§ RECORDS SUPPLIED:
[Begin]

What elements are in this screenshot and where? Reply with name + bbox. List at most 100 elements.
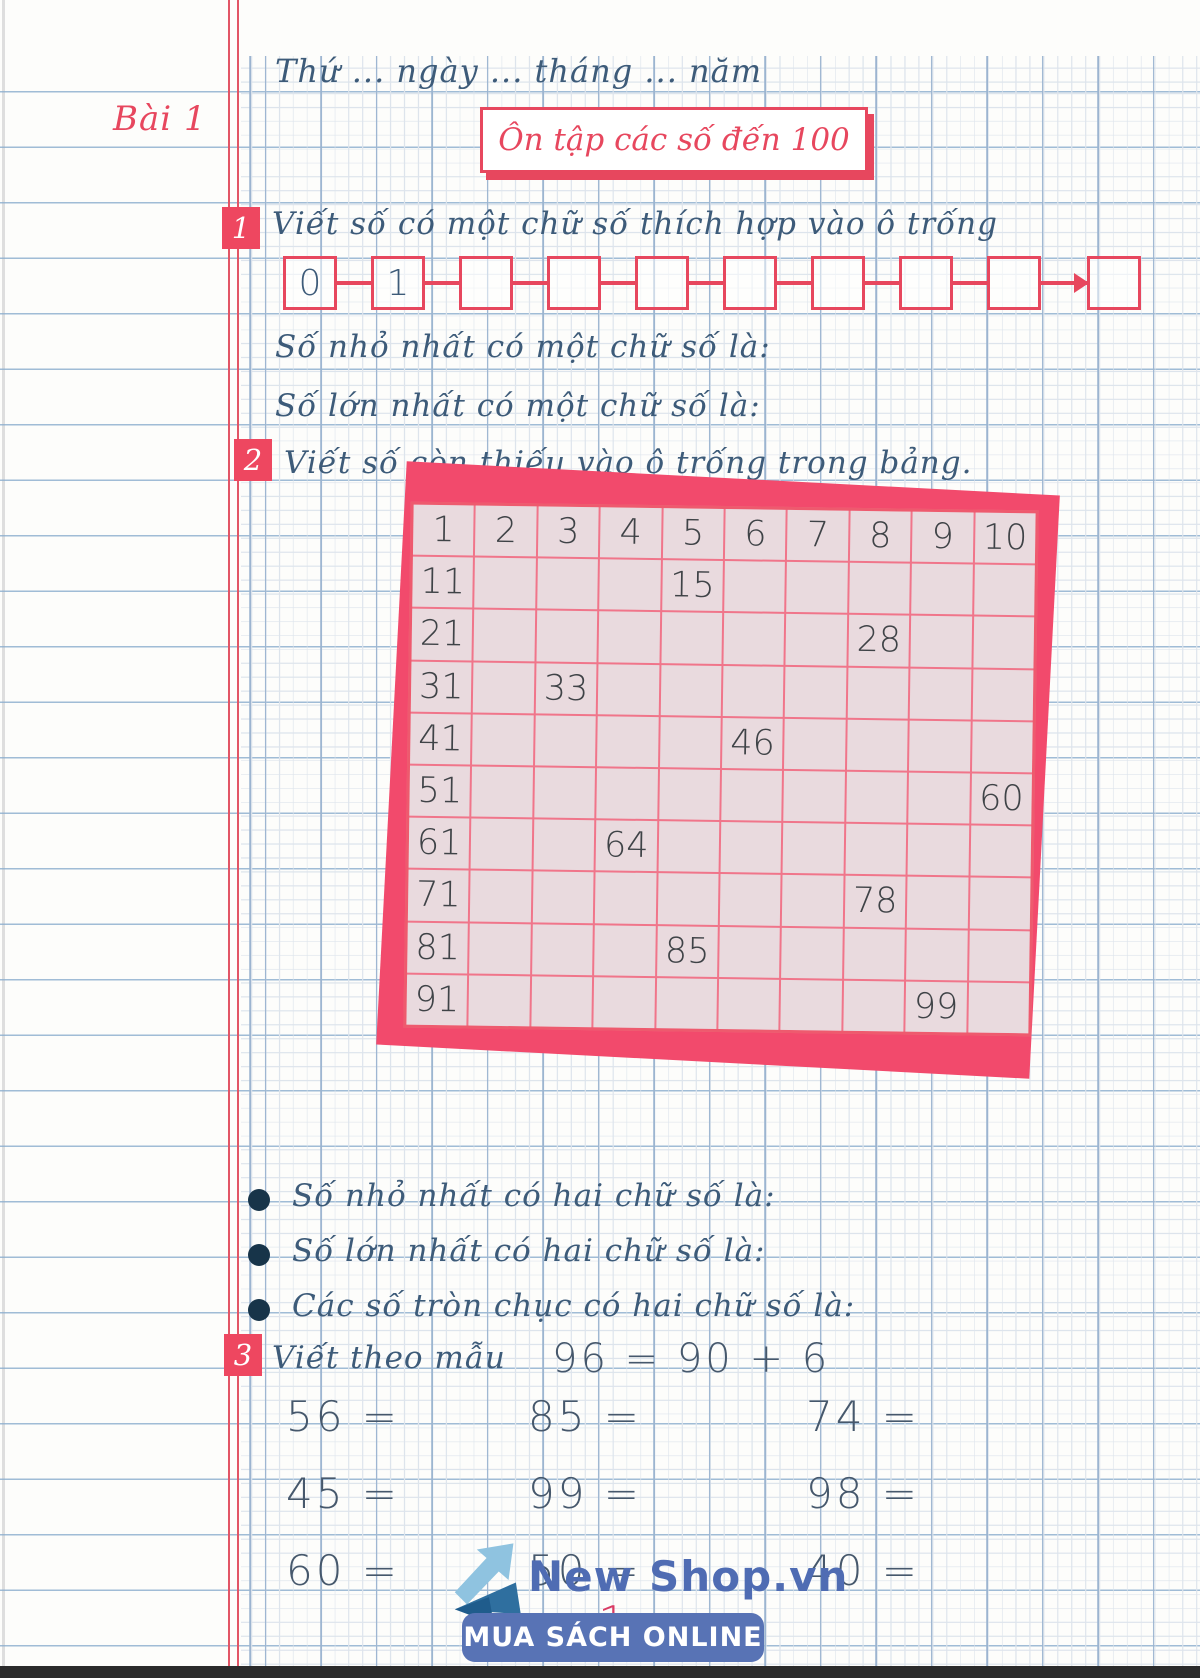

[End]
[Begin]

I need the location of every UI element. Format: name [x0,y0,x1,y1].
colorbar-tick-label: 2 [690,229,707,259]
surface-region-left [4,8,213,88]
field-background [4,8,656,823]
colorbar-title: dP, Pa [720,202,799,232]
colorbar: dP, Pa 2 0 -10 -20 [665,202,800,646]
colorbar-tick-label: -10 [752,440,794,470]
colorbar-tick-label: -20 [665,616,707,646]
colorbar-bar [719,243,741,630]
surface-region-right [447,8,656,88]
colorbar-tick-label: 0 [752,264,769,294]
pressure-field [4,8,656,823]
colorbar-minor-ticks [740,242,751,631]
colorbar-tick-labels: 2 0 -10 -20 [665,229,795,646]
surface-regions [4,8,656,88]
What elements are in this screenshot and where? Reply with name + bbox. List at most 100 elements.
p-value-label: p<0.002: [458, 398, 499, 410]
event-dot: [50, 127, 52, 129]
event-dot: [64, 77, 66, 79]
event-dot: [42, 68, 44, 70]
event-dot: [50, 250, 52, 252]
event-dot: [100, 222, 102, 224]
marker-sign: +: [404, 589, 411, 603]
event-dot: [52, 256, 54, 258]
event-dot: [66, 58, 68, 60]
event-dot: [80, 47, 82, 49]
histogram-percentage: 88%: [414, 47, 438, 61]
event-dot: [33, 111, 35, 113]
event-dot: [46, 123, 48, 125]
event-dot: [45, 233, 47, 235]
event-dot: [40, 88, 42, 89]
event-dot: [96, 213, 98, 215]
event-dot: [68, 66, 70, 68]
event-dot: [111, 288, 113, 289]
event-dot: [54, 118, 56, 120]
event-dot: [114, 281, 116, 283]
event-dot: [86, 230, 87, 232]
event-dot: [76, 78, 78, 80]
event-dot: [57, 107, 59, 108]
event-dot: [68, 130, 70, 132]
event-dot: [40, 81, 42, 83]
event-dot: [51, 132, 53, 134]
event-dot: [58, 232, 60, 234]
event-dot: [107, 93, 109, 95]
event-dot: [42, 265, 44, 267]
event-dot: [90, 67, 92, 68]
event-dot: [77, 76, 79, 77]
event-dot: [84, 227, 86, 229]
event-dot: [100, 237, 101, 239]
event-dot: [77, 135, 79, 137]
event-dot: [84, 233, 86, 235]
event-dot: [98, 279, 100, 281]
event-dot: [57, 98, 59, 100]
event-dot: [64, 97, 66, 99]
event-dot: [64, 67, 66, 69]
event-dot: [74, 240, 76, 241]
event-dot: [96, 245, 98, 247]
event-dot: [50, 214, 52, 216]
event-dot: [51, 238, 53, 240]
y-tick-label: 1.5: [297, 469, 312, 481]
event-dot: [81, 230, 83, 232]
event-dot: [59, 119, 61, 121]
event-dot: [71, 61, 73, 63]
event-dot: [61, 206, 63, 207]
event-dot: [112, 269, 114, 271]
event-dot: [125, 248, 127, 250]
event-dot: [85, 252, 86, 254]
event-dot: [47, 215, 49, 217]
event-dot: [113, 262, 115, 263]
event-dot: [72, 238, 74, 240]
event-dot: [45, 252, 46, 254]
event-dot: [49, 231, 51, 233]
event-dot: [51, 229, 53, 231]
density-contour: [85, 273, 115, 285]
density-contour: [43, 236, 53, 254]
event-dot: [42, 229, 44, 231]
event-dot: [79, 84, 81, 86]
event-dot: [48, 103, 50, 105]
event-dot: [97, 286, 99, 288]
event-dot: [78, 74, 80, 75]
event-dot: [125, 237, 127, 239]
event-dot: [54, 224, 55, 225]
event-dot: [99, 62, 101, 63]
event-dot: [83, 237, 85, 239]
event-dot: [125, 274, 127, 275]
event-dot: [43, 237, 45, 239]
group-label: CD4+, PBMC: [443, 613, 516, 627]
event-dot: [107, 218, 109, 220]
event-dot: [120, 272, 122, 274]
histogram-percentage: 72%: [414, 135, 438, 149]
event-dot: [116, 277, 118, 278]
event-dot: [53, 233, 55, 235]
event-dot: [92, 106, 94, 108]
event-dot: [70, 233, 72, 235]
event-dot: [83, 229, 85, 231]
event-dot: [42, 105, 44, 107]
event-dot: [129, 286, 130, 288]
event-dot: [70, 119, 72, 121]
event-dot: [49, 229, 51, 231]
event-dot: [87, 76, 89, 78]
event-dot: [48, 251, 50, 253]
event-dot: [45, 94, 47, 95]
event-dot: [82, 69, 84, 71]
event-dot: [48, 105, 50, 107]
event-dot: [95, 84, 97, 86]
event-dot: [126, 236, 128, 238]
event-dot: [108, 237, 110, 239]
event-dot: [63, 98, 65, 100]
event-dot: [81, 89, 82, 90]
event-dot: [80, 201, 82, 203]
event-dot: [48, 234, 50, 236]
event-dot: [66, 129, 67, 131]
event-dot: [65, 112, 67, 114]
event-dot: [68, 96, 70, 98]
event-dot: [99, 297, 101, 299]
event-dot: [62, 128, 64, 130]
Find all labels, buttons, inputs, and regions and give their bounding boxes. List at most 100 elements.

[End]
[Begin]

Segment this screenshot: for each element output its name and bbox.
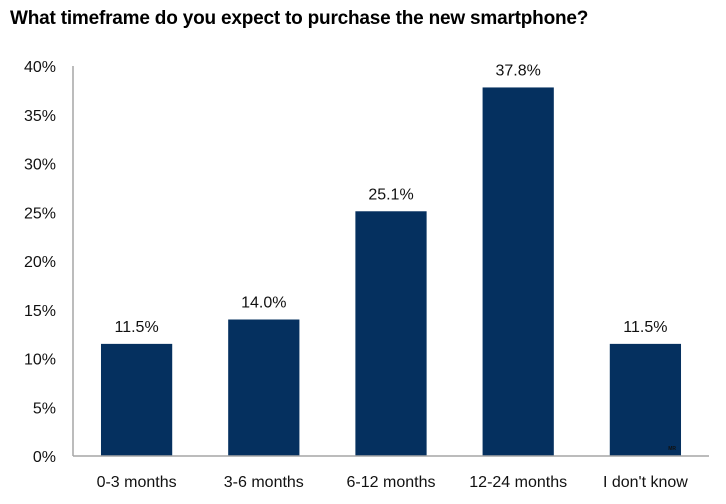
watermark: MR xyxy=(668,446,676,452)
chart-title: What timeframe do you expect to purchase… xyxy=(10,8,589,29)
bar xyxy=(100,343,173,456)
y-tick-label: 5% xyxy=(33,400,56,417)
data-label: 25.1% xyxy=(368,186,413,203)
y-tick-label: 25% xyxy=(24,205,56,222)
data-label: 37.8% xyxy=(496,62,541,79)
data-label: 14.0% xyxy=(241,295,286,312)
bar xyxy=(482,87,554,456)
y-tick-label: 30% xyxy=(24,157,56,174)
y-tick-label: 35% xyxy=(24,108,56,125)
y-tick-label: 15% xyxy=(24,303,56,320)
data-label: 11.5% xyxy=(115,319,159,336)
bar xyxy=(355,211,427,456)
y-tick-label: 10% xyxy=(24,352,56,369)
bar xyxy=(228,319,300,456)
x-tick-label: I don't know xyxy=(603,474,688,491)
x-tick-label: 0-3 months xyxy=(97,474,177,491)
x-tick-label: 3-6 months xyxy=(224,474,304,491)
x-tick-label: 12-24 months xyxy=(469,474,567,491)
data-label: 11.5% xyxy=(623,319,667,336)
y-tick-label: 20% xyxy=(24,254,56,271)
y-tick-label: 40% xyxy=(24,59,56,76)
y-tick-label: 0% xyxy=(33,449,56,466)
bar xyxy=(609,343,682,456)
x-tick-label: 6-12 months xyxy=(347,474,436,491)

[End]

§ WHAT YOU NEED TO DO:
Begin at the entry containing "Segment this screenshot: for" and stop after the one containing "x-tick-label: 6-12 months". Rewrite those entries with "data-label" changed to "value-label" throughout, keeping everything else the same and omitting the picture.

§ EXPECTED ANSWER:
Segment this screenshot: for each element output its name and bbox.
watermark: MR xyxy=(668,446,676,452)
chart-title: What timeframe do you expect to purchase… xyxy=(10,8,589,29)
bar xyxy=(100,343,173,456)
y-tick-label: 5% xyxy=(33,400,56,417)
value-label: 25.1% xyxy=(368,186,413,203)
y-tick-label: 25% xyxy=(24,205,56,222)
value-label: 37.8% xyxy=(496,62,541,79)
value-label: 14.0% xyxy=(241,295,286,312)
bar xyxy=(482,87,554,456)
y-tick-label: 30% xyxy=(24,157,56,174)
y-tick-label: 35% xyxy=(24,108,56,125)
y-tick-label: 15% xyxy=(24,303,56,320)
value-label: 11.5% xyxy=(115,319,159,336)
bar xyxy=(355,211,427,456)
y-tick-label: 10% xyxy=(24,352,56,369)
bar xyxy=(228,319,300,456)
x-tick-label: I don't know xyxy=(603,474,688,491)
x-tick-label: 0-3 months xyxy=(97,474,177,491)
x-tick-label: 3-6 months xyxy=(224,474,304,491)
x-tick-label: 12-24 months xyxy=(469,474,567,491)
value-label: 11.5% xyxy=(623,319,667,336)
y-tick-label: 20% xyxy=(24,254,56,271)
y-tick-label: 40% xyxy=(24,59,56,76)
y-tick-label: 0% xyxy=(33,449,56,466)
bar xyxy=(609,343,682,456)
x-tick-label: 6-12 months xyxy=(347,474,436,491)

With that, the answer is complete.